YOUR TASK:
Every line containing the word "more" needs to be found and copied.

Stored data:
----------

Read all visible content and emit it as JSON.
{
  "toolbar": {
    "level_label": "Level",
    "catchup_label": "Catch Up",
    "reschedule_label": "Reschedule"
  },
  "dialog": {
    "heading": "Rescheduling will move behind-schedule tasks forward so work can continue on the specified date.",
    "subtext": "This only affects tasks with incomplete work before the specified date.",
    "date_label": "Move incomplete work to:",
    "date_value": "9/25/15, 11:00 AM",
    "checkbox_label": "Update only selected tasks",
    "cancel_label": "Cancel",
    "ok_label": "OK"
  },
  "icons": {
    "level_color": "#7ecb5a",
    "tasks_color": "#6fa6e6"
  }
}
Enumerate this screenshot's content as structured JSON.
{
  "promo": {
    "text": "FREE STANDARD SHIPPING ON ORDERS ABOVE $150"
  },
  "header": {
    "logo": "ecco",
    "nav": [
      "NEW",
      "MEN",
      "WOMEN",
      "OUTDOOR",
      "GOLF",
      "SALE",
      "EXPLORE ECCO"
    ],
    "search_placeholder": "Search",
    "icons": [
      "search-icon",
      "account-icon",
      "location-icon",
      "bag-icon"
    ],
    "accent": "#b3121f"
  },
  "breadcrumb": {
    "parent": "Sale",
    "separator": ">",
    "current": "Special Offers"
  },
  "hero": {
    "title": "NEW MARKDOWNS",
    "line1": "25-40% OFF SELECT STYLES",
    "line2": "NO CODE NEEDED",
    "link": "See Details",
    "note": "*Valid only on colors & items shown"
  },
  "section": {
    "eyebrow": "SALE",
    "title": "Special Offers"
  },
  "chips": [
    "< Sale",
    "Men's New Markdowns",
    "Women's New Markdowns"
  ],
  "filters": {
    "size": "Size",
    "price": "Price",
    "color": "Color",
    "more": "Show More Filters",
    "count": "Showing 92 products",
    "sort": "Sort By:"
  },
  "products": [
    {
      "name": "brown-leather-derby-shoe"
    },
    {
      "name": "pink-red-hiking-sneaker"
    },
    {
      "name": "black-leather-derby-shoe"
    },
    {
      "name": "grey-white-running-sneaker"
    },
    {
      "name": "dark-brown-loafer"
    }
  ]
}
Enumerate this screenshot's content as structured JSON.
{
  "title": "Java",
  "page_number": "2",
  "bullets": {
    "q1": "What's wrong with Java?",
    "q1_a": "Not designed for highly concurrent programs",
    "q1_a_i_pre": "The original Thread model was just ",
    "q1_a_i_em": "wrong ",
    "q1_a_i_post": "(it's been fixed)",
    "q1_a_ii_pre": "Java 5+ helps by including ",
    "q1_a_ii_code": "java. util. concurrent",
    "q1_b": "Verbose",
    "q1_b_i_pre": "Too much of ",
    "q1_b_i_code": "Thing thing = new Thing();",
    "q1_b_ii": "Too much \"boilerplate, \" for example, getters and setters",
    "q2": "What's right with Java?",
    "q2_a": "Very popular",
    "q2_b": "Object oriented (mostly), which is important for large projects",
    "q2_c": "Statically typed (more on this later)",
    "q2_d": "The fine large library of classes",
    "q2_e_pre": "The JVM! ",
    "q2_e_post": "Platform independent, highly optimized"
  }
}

----------

FINAL ANSWER:
    "more": "Show More Filters",
    "q2_c": "Statically typed (more on this later)",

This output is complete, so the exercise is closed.